[Begin INFORMATION PROVIDED]

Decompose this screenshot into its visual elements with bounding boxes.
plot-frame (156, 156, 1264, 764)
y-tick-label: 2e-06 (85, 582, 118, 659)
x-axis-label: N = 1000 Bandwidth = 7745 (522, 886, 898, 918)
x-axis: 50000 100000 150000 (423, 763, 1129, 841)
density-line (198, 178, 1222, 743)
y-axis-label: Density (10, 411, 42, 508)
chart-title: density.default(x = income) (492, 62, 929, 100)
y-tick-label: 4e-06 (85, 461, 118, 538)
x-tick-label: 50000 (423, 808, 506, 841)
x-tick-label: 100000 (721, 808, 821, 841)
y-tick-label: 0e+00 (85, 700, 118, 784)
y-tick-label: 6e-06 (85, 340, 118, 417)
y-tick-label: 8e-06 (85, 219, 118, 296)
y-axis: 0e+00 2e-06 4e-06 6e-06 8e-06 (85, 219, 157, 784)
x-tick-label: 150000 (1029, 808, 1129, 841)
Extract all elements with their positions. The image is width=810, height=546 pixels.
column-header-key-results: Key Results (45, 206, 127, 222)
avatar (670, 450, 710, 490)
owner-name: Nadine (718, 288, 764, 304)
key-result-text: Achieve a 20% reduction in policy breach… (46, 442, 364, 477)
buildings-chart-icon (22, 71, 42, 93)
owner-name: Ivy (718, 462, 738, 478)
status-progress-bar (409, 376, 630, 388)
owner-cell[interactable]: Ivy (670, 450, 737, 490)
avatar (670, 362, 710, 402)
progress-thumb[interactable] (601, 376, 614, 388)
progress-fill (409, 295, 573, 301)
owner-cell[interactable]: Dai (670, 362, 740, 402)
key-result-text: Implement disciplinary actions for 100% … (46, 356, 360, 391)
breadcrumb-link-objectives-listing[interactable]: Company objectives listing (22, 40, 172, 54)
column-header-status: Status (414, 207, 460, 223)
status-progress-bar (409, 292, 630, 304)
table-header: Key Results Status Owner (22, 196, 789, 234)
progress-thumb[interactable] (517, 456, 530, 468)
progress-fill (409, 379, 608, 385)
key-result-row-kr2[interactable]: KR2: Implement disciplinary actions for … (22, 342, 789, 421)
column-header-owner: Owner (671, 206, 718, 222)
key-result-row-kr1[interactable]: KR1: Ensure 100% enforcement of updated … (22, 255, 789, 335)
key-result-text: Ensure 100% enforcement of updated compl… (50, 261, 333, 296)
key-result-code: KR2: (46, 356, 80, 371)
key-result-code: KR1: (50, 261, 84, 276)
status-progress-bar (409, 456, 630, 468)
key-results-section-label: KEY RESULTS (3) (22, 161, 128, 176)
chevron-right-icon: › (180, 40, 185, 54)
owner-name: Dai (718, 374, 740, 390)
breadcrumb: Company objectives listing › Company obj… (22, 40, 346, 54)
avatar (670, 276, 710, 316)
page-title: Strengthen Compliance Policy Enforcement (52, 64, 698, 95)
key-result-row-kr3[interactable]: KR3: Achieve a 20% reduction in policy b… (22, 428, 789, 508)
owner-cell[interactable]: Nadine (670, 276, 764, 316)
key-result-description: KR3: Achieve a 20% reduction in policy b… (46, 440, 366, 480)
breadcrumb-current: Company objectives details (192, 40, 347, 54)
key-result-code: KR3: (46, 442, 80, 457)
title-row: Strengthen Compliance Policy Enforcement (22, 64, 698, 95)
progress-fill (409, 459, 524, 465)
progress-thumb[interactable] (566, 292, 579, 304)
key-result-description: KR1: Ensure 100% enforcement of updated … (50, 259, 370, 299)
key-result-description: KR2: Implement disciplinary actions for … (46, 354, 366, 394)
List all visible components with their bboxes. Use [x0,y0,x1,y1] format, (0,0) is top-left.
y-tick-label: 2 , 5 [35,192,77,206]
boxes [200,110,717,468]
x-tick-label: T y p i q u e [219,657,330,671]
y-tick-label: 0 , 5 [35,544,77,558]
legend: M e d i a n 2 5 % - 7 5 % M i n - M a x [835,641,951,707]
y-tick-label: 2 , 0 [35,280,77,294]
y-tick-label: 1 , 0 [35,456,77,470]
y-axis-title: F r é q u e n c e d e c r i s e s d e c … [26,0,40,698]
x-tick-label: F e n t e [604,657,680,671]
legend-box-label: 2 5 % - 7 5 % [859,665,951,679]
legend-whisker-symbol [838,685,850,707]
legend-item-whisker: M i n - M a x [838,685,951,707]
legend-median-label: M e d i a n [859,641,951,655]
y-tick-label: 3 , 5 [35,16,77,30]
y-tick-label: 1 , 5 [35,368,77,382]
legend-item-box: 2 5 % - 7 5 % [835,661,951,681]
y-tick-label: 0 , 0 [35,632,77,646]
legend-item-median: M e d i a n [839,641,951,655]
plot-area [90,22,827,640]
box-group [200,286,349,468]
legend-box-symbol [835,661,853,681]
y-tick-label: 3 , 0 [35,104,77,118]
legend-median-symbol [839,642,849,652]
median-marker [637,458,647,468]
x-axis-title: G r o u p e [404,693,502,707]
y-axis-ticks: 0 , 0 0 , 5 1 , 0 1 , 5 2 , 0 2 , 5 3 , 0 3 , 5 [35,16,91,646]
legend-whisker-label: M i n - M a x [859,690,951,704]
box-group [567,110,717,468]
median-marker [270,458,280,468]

[End INFORMATION PROVIDED]

■ **SET TASK**
Could you copy the material above word for word, starting at its first line and ending at the line that contains "key-result-row-kr2[interactable]: KR2: Implement"?

■ **EXERCISE RESPONSE**
Decompose this screenshot into its visual elements with bounding boxes.
plot-frame (156, 156, 1264, 764)
y-tick-label: 2e-06 (85, 582, 118, 659)
x-axis-label: N = 1000 Bandwidth = 7745 (522, 886, 898, 918)
x-axis: 50000 100000 150000 (423, 763, 1129, 841)
density-line (198, 178, 1222, 743)
y-axis-label: Density (10, 411, 42, 508)
chart-title: density.default(x = income) (492, 62, 929, 100)
y-tick-label: 4e-06 (85, 461, 118, 538)
x-tick-label: 50000 (423, 808, 506, 841)
x-tick-label: 100000 (721, 808, 821, 841)
y-tick-label: 0e+00 (85, 700, 118, 784)
y-tick-label: 6e-06 (85, 340, 118, 417)
y-tick-label: 8e-06 (85, 219, 118, 296)
y-axis: 0e+00 2e-06 4e-06 6e-06 8e-06 (85, 219, 157, 784)
x-tick-label: 150000 (1029, 808, 1129, 841)
Extract all elements with their positions. The image is width=810, height=546 pixels.
column-header-key-results: Key Results (45, 206, 127, 222)
avatar (670, 450, 710, 490)
owner-name: Nadine (718, 288, 764, 304)
key-result-text: Achieve a 20% reduction in policy breach… (46, 442, 364, 477)
buildings-chart-icon (22, 71, 42, 93)
owner-name: Ivy (718, 462, 738, 478)
status-progress-bar (409, 376, 630, 388)
owner-cell[interactable]: Ivy (670, 450, 737, 490)
avatar (670, 362, 710, 402)
progress-thumb[interactable] (601, 376, 614, 388)
progress-fill (409, 295, 573, 301)
owner-cell[interactable]: Dai (670, 362, 740, 402)
key-result-text: Implement disciplinary actions for 100% … (46, 356, 360, 391)
breadcrumb-link-objectives-listing[interactable]: Company objectives listing (22, 40, 172, 54)
column-header-status: Status (414, 207, 460, 223)
status-progress-bar (409, 292, 630, 304)
table-header: Key Results Status Owner (22, 196, 789, 234)
progress-thumb[interactable] (517, 456, 530, 468)
progress-fill (409, 379, 608, 385)
key-result-row-kr2[interactable]: KR2: Implement disciplinary actions for … (22, 342, 789, 421)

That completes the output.